• _STATED EXERCISE_
Return each line that holds the word "mami".

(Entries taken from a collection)
□ □ □ □ □

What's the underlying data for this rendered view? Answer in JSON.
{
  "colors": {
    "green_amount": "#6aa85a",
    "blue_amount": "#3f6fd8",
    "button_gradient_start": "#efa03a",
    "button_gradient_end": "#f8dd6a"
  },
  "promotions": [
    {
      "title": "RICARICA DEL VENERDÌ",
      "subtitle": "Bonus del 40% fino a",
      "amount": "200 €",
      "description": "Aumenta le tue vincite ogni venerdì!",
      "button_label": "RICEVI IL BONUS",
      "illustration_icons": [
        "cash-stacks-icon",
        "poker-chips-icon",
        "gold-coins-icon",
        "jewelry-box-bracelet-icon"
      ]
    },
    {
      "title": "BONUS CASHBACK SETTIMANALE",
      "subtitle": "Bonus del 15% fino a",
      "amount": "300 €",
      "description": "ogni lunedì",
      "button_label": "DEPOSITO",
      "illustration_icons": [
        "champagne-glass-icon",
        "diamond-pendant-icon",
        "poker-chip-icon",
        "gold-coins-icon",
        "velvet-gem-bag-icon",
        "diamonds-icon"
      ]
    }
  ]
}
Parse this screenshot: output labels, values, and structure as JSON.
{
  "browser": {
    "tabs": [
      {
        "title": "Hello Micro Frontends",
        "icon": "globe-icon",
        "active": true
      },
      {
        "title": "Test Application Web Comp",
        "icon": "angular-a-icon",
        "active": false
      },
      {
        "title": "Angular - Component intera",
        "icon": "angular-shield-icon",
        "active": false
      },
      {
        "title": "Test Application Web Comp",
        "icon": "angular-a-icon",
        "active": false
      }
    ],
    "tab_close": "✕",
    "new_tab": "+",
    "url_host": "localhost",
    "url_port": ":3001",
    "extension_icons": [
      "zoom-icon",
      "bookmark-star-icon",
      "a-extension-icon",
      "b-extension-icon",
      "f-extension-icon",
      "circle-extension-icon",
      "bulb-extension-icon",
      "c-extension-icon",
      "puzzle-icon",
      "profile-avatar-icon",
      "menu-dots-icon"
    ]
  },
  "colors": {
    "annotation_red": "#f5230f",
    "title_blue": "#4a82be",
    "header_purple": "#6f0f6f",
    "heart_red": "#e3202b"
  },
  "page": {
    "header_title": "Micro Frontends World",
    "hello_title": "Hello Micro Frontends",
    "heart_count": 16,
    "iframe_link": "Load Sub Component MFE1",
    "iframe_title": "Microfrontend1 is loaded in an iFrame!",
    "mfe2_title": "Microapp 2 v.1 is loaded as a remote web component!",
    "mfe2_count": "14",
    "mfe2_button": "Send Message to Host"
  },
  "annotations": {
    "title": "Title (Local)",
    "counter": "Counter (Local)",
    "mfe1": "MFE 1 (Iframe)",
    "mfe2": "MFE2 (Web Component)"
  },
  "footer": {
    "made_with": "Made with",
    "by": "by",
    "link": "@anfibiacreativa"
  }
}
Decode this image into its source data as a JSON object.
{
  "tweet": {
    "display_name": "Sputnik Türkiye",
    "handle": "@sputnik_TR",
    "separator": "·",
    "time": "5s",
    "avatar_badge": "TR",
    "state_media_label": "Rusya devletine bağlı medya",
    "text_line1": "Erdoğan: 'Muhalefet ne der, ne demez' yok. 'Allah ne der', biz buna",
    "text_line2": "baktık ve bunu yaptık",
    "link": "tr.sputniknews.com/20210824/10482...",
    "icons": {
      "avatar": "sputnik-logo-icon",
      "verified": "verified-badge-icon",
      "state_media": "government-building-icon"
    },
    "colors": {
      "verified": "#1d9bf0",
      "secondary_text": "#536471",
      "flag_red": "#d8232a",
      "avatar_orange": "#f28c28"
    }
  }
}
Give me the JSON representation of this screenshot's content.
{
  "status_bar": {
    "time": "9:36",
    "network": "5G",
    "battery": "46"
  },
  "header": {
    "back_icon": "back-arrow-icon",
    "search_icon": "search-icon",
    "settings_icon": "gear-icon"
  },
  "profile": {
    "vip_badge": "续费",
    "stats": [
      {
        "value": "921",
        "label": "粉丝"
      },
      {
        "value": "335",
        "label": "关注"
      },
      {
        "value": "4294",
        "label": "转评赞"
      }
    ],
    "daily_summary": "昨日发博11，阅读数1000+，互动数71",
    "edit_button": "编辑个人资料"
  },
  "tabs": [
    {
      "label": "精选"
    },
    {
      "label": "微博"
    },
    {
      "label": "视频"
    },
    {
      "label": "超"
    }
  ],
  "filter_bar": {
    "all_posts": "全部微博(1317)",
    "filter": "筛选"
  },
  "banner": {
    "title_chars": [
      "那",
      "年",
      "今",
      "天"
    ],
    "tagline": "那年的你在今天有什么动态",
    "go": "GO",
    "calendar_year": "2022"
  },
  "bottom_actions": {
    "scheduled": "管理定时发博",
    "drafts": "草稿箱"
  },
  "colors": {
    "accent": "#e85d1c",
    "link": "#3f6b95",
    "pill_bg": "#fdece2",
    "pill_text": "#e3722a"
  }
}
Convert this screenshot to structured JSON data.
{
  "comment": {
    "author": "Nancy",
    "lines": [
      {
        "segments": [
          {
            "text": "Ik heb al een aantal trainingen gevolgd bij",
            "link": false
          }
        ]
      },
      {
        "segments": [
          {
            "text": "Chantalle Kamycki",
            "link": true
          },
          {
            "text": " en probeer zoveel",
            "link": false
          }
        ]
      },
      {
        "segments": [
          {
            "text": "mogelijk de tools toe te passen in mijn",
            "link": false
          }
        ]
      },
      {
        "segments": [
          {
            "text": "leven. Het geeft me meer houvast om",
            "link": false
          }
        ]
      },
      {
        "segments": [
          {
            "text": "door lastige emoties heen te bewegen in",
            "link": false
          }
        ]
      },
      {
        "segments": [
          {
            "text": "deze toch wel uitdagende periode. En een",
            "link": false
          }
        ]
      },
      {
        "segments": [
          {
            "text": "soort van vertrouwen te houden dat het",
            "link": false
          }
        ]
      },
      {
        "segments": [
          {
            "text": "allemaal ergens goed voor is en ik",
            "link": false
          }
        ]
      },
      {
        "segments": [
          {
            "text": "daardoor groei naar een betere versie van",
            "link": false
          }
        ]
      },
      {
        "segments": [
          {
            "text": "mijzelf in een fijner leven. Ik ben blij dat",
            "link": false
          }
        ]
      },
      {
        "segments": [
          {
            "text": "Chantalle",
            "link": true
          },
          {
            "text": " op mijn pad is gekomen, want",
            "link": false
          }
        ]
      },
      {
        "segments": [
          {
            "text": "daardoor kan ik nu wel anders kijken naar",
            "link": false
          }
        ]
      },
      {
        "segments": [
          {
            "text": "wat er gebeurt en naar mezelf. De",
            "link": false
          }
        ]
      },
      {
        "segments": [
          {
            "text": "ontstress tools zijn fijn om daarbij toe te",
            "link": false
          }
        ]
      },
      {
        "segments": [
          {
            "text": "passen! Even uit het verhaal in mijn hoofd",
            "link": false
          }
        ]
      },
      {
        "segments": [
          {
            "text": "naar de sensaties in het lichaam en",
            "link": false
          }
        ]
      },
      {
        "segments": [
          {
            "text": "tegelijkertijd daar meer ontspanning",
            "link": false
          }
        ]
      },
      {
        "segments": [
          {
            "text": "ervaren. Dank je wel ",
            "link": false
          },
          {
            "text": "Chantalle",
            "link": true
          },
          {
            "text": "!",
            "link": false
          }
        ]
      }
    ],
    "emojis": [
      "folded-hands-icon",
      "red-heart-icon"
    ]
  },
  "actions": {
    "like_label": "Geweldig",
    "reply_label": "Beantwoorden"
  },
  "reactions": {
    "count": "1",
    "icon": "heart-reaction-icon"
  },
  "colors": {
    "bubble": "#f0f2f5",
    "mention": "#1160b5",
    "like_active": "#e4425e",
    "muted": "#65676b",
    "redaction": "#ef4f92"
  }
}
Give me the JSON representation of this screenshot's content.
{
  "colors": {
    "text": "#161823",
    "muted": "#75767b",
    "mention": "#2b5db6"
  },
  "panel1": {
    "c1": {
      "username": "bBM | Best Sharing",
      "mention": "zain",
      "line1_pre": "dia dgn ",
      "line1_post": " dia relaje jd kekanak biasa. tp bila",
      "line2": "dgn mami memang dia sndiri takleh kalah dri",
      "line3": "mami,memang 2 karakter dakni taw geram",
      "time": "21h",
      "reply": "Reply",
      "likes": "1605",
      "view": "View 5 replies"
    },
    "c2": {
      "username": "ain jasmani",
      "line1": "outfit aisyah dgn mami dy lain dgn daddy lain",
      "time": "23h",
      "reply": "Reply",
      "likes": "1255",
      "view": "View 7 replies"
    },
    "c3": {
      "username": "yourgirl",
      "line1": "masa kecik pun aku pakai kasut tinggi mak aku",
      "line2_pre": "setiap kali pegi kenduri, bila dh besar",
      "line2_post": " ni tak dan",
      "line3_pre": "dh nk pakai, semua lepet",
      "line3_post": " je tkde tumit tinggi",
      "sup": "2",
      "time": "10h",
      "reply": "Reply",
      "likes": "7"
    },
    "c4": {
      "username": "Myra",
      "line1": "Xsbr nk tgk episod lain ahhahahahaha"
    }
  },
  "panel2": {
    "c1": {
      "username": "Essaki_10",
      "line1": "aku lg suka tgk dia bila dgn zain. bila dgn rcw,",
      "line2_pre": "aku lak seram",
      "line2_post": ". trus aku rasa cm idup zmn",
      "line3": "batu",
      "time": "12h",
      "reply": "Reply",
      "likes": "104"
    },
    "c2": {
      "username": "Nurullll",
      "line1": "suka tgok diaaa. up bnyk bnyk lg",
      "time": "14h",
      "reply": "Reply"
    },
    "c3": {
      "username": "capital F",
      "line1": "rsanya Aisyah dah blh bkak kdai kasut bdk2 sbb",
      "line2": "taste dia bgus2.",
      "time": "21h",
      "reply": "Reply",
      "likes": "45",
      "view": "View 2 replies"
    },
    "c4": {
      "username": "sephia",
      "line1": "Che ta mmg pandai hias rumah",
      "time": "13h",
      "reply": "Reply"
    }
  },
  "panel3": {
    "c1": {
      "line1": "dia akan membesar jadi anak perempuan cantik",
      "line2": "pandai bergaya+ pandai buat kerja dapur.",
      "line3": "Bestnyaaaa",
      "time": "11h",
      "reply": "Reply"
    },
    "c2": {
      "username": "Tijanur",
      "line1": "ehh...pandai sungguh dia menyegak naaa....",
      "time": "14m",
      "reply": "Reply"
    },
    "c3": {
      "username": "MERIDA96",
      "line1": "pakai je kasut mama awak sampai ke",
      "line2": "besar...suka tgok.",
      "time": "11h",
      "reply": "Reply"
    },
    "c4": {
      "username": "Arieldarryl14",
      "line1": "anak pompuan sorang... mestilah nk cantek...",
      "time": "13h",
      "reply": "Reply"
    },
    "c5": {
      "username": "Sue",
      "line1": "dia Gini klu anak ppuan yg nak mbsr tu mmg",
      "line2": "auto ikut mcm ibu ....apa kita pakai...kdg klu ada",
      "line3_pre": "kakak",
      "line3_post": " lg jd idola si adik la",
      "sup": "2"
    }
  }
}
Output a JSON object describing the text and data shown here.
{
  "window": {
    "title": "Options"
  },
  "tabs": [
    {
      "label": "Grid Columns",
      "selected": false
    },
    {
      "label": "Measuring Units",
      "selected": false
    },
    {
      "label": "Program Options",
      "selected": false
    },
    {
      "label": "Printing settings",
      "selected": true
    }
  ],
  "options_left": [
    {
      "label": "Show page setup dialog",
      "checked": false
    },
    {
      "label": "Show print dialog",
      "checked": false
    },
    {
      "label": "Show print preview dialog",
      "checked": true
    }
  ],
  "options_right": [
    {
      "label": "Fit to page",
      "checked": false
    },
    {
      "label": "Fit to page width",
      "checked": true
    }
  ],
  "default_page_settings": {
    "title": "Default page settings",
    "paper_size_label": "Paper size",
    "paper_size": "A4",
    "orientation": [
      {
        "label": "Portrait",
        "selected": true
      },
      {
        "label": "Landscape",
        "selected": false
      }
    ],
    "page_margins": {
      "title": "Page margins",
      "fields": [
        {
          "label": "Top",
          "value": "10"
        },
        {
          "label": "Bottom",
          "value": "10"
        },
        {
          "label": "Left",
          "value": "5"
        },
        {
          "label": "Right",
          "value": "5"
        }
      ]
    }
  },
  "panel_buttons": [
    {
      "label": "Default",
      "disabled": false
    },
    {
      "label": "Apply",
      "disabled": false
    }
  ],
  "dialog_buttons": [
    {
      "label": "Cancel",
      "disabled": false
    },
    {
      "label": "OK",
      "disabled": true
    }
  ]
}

□ □ □ □ □

• _EXERCISE ANSWER_
      "line2": "dgn mami memang dia sndiri takleh kalah dri",
      "line3": "mami,memang 2 karakter dakni taw geram",
      "line1": "outfit aisyah dgn mami dy lain dgn daddy lain",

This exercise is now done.